§ **INPUT MATERIAL**:
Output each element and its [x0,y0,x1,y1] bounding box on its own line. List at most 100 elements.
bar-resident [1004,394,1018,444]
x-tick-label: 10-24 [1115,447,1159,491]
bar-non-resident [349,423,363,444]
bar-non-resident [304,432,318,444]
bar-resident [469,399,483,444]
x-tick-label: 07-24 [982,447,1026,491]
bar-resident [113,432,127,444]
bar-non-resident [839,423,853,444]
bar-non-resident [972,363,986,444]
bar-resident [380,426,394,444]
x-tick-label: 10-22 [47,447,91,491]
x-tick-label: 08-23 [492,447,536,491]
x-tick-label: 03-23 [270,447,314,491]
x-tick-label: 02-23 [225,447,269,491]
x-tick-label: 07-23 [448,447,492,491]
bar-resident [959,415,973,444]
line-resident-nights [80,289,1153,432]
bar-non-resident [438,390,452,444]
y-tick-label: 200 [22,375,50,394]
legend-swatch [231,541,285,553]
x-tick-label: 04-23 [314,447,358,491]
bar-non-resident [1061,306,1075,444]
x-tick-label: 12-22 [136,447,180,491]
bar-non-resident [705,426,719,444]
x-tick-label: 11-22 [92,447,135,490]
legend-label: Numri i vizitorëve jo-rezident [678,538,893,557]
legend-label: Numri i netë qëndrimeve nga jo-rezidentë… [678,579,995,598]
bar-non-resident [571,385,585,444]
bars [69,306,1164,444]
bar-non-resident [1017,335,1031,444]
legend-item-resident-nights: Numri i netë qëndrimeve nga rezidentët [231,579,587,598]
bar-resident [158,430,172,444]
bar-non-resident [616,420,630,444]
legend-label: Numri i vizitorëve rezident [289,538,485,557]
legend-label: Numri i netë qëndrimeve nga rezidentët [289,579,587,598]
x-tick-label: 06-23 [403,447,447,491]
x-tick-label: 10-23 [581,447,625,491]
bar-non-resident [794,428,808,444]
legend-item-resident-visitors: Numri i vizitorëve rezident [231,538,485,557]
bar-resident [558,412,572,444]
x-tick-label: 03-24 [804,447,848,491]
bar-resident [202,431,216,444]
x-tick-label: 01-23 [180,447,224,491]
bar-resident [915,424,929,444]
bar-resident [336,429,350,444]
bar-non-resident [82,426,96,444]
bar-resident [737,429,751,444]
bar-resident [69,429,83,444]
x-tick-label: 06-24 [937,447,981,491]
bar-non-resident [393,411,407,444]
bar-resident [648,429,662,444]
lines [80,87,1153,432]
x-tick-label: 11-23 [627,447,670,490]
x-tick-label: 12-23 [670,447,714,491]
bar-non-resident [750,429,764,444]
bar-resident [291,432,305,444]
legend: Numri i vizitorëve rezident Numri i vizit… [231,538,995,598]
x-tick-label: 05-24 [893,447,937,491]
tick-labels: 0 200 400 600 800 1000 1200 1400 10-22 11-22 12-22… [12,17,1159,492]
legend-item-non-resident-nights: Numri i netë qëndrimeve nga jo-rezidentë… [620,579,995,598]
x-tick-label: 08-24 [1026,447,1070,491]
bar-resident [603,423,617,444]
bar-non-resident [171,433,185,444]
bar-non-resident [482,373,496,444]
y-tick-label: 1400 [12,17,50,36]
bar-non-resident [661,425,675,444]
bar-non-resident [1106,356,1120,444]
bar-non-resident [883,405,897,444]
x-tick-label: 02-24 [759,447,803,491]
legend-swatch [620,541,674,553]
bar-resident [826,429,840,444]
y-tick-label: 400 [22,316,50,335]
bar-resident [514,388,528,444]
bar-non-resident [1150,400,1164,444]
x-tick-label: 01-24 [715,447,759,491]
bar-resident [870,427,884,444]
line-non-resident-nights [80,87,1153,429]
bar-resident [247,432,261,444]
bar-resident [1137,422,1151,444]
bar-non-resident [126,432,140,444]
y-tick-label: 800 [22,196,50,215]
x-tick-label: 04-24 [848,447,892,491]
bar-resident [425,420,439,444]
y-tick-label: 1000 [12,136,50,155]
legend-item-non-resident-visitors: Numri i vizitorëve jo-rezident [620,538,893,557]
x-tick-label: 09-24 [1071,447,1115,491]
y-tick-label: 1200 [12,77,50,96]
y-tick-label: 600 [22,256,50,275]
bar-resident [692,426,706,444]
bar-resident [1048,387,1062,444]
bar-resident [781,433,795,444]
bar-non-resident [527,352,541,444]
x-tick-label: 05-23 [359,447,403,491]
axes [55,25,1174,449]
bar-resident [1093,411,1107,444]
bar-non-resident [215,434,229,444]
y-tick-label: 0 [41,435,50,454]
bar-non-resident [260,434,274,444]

§ **GOAL**: Copy every line of the listing above, word for word and in the same order.

§ **THE RESPONSE**:
Output each element and its [x0,y0,x1,y1] bounding box on its own line. List at most 100 elements.
bar-resident [1004,394,1018,444]
x-tick-label: 10-24 [1115,447,1159,491]
bar-non-resident [349,423,363,444]
bar-non-resident [304,432,318,444]
bar-resident [469,399,483,444]
x-tick-label: 07-24 [982,447,1026,491]
bar-resident [113,432,127,444]
bar-non-resident [839,423,853,444]
bar-non-resident [972,363,986,444]
bar-resident [380,426,394,444]
x-tick-label: 10-22 [47,447,91,491]
x-tick-label: 08-23 [492,447,536,491]
x-tick-label: 03-23 [270,447,314,491]
x-tick-label: 02-23 [225,447,269,491]
x-tick-label: 07-23 [448,447,492,491]
bar-resident [959,415,973,444]
line-resident-nights [80,289,1153,432]
bar-non-resident [438,390,452,444]
y-tick-label: 200 [22,375,50,394]
legend-swatch [231,541,285,553]
x-tick-label: 04-23 [314,447,358,491]
bar-non-resident [1061,306,1075,444]
x-tick-label: 12-22 [136,447,180,491]
bar-non-resident [705,426,719,444]
x-tick-label: 11-22 [92,447,135,490]
legend-label: Numri i vizitorëve jo-rezident [678,538,893,557]
legend-label: Numri i netë qëndrimeve nga jo-rezidentë… [678,579,995,598]
bar-non-resident [571,385,585,444]
bars [69,306,1164,444]
bar-non-resident [1017,335,1031,444]
legend-item-resident-nights: Numri i netë qëndrimeve nga rezidentët [231,579,587,598]
bar-resident [158,430,172,444]
bar-non-resident [616,420,630,444]
legend-label: Numri i vizitorëve rezident [289,538,485,557]
legend-label: Numri i netë qëndrimeve nga rezidentët [289,579,587,598]
x-tick-label: 06-23 [403,447,447,491]
x-tick-label: 10-23 [581,447,625,491]
bar-non-resident [794,428,808,444]
legend-item-resident-visitors: Numri i vizitorëve rezident [231,538,485,557]
bar-resident [558,412,572,444]
x-tick-label: 03-24 [804,447,848,491]
bar-resident [202,431,216,444]
x-tick-label: 01-23 [180,447,224,491]
bar-resident [915,424,929,444]
bar-resident [336,429,350,444]
bar-non-resident [82,426,96,444]
bar-resident [737,429,751,444]
bar-resident [69,429,83,444]
x-tick-label: 06-24 [937,447,981,491]
bar-non-resident [393,411,407,444]
bar-resident [648,429,662,444]
lines [80,87,1153,432]
x-tick-label: 11-23 [627,447,670,490]
x-tick-label: 12-23 [670,447,714,491]
bar-non-resident [750,429,764,444]
bar-resident [291,432,305,444]
legend: Numri i vizitorëve rezident Numri i vizit… [231,538,995,598]
x-tick-label: 05-24 [893,447,937,491]
tick-labels: 0 200 400 600 800 1000 1200 1400 10-22 11-22 12-22… [12,17,1159,492]
legend-item-non-resident-nights: Numri i netë qëndrimeve nga jo-rezidentë… [620,579,995,598]
x-tick-label: 08-24 [1026,447,1070,491]
bar-resident [603,423,617,444]
bar-non-resident [171,433,185,444]
bar-non-resident [482,373,496,444]
y-tick-label: 1400 [12,17,50,36]
bar-non-resident [661,425,675,444]
bar-non-resident [1106,356,1120,444]
bar-non-resident [883,405,897,444]
x-tick-label: 02-24 [759,447,803,491]
legend-swatch [620,541,674,553]
bar-resident [826,429,840,444]
y-tick-label: 400 [22,316,50,335]
bar-resident [514,388,528,444]
bar-non-resident [1150,400,1164,444]
x-tick-label: 01-24 [715,447,759,491]
bar-resident [870,427,884,444]
line-non-resident-nights [80,87,1153,429]
bar-resident [247,432,261,444]
bar-resident [1137,422,1151,444]
bar-non-resident [126,432,140,444]
y-tick-label: 800 [22,196,50,215]
x-tick-label: 04-24 [848,447,892,491]
bar-resident [425,420,439,444]
y-tick-label: 1000 [12,136,50,155]
legend-item-non-resident-visitors: Numri i vizitorëve jo-rezident [620,538,893,557]
x-tick-label: 09-24 [1071,447,1115,491]
y-tick-label: 1200 [12,77,50,96]
y-tick-label: 600 [22,256,50,275]
bar-resident [692,426,706,444]
bar-resident [1048,387,1062,444]
bar-resident [781,433,795,444]
bar-non-resident [527,352,541,444]
x-tick-label: 05-23 [359,447,403,491]
axes [55,25,1174,449]
bar-resident [1093,411,1107,444]
bar-non-resident [215,434,229,444]
y-tick-label: 0 [41,435,50,454]
bar-non-resident [260,434,274,444]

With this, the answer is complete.